The entries below are to be transcribed in full, without their images.

------ Dataset excerpts ------

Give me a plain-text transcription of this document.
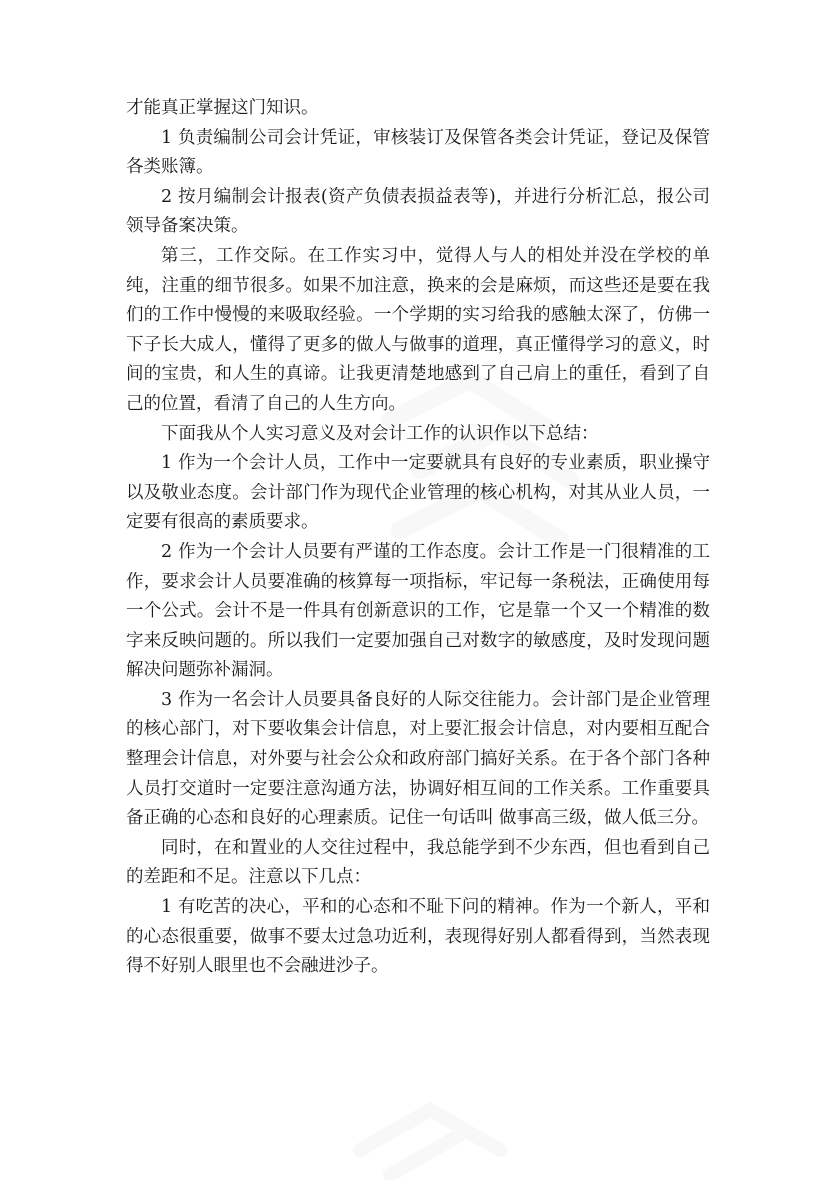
才能真正掌握这门知识。

1 负责编制公司会计凭证，审核装订及保管各类会计凭证，登记及保管各类账簿。

2 按月编制会计报表(资产负债表损益表等)，并进行分析汇总，报公司领导备案决策。

第三，工作交际。在工作实习中，觉得人与人的相处并没在学校的单纯，注重的细节很多。如果不加注意，换来的会是麻烦，而这些还是要在我们的工作中慢慢的来吸取经验。一个学期的实习给我的感触太深了，仿佛一下子长大成人，懂得了更多的做人与做事的道理，真正懂得学习的意义，时间的宝贵，和人生的真谛。让我更清楚地感到了自己肩上的重任，看到了自己的位置，看清了自己的人生方向。

下面我从个人实习意义及对会计工作的认识作以下总结：

1 作为一个会计人员，工作中一定要就具有良好的专业素质，职业操守以及敬业态度。会计部门作为现代企业管理的核心机构，对其从业人员，一定要有很高的素质要求。

2 作为一个会计人员要有严谨的工作态度。会计工作是一门很精准的工作，要求会计人员要准确的核算每一项指标，牢记每一条税法，正确使用每一个公式。会计不是一件具有创新意识的工作，它是靠一个又一个精准的数字来反映问题的。所以我们一定要加强自己对数字的敏感度，及时发现问题解决问题弥补漏洞。

3 作为一名会计人员要具备良好的人际交往能力。会计部门是企业管理的核心部门，对下要收集会计信息，对上要汇报会计信息，对内要相互配合整理会计信息，对外要与社会公众和政府部门搞好关系。在于各个部门各种人员打交道时一定要注意沟通方法，协调好相互间的工作关系。工作重要具备正确的心态和良好的心理素质。记住一句话叫 做事高三级，做人低三分。

同时，在和置业的人交往过程中，我总能学到不少东西，但也看到自己的差距和不足。注意以下几点：

1 有吃苦的决心，平和的心态和不耻下问的精神。作为一个新人，平和的心态很重要，做事不要太过急功近利，表现得好别人都看得到，当然表现得不好别人眼里也不会融进沙子。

------

◆ Correct output ◆
Give me a plain-text transcription of this document.
才能真正掌握这门知识。

1 负责编制公司会计凭证，审核装订及保管各类会计凭证，登记及保管各类账簿。

2 按月编制会计报表(资产负债表损益表等)，并进行分析汇总，报公司领导备案决策。

第三，工作交际。在工作实习中，觉得人与人的相处并没在学校的单纯，注重的细节很多。如果不加注意，换来的会是麻烦，而这些还是要在我们的工作中慢慢的来吸取经验。一个学期的实习给我的感触太深了，仿佛一下子长大成人，懂得了更多的做人与做事的道理，真正懂得学习的意义，时间的宝贵，和人生的真谛。让我更清楚地感到了自己肩上的重任，看到了自己的位置，看清了自己的人生方向。

下面我从个人实习意义及对会计工作的认识作以下总结：

1 作为一个会计人员，工作中一定要就具有良好的专业素质，职业操守以及敬业态度。会计部门作为现代企业管理的核心机构，对其从业人员，一定要有很高的素质要求。

2 作为一个会计人员要有严谨的工作态度。会计工作是一门很精准的工作，要求会计人员要准确的核算每一项指标，牢记每一条税法，正确使用每一个公式。会计不是一件具有创新意识的工作，它是靠一个又一个精准的数字来反映问题的。所以我们一定要加强自己对数字的敏感度，及时发现问题解决问题弥补漏洞。

3 作为一名会计人员要具备良好的人际交往能力。会计部门是企业管理的核心部门，对下要收集会计信息，对上要汇报会计信息，对内要相互配合整理会计信息，对外要与社会公众和政府部门搞好关系。在于各个部门各种人员打交道时一定要注意沟通方法，协调好相互间的工作关系。工作重要具备正确的心态和良好的心理素质。记住一句话叫 做事高三级，做人低三分。

同时，在和置业的人交往过程中，我总能学到不少东西，但也看到自己的差距和不足。注意以下几点：

1 有吃苦的决心，平和的心态和不耻下问的精神。作为一个新人，平和的心态很重要，做事不要太过急功近利，表现得好别人都看得到，当然表现得不好别人眼里也不会融进沙子。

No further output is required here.